**ENUNCIADO**
No texto sobre democracia e greves, passe para o inglês a frase "Aqui, hoje, há um regime democrático implantado."

**TEXTO FORNECIDO**
Você tem bagunça. Você não tem democracia, você tem bagunça.
Fernando Henrique Cardoso também condenou a agressão ao governador
paulista na Secretaria de Educação. “Não tem cabimento fazer
acampamento em frente a uma secretaria de Estado. Isto não
faz protesto. Isto é ultrapassar o limite da lei, da ordem,
que impede o ir e vir dos outros. Quem saiu ferido – que eu
saiba – foi o governador de São Paulo, o Covas, que é um democrata,
e foi lá para garantir a ida e vinda dos funcionários que
estavam lá retidos”. Para ele, a “baderna leva ao excesso”
e a única saída para este impasse é o respeito. “Tem de haver
ordem. Não a ordem contra o povo. Ordem a favor do povo. Pelo
respeito”, disse.
O
internauta Paulo Roberto Ferreira de Moura afirmou que o povo
não está acostumado com a democracia. Ele perguntou ao presidente
Fernando Henrique Cardoso se o governo já se acostumou com
a democracia. O presidente disse que não concordava com a
primeira parte da pergunta, destacando que “o povo se acostumou,
gosta e é direito do povo reivindicar”. O presidente lembrou
ainda do tempo que participou das greves no ABC paulista no
final dos anos 70 com o então sindicalista Luis Inácio Lula
da Silva. A greve é normal num regime democrático, mas é preciso
que haja regras. Eu participei das greves, em 1978 e 1979,
quando elas eram proibidas e consideradas um ato de rebeldia
contra o regime autoritário. Eu era suplente de senador e
estava lá, com Lula e os outros, por causa disso”, disse.
Segundo ele, hoje governo assegura o direito de greve e “não
é preciso jogar pedra”. “Naquela época, nós não jogávamos
pedras. Era a polícia que jogava gás lacrimogêneo nos manifestantes.
Mas, de qualquer maneira, era um ato simbólico contra o regime
autoritário. Aqui, hoje, há um regime democrático implantado.
O direito de greve está preservado. E eu acho que o povo brasileiro
aprendeu, sim, a fazer democracia”. Acho que no Brasil, hoje,
a democracia está muito mais enraizada do que se pensa.”
América
Latina - Ainda sobre a democracia, o presidente foi questionado
sobre os fatos recentes ocorridos no Peru, que reelegeu o
presidente Alberto Fujimori para o seu terceiro mandato, em
eleição suspeita e questionada. Segundo Fernando Henrique,
"o Brasil não vai se colocar na posição de guarda do mundo”.

**TRECHO DO MATERIAL**

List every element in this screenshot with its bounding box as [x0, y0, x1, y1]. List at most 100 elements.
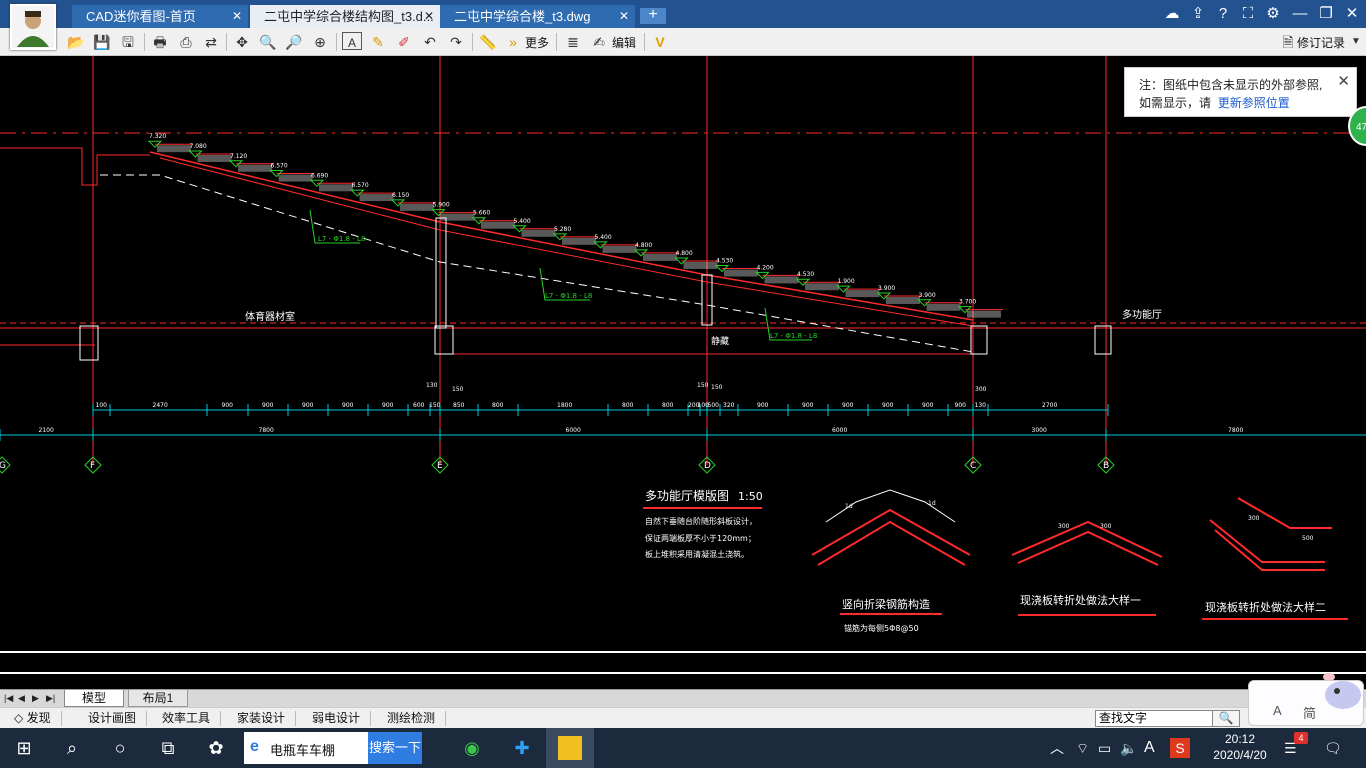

**RESPOSTA**
Here, today, a democratic regime is in place.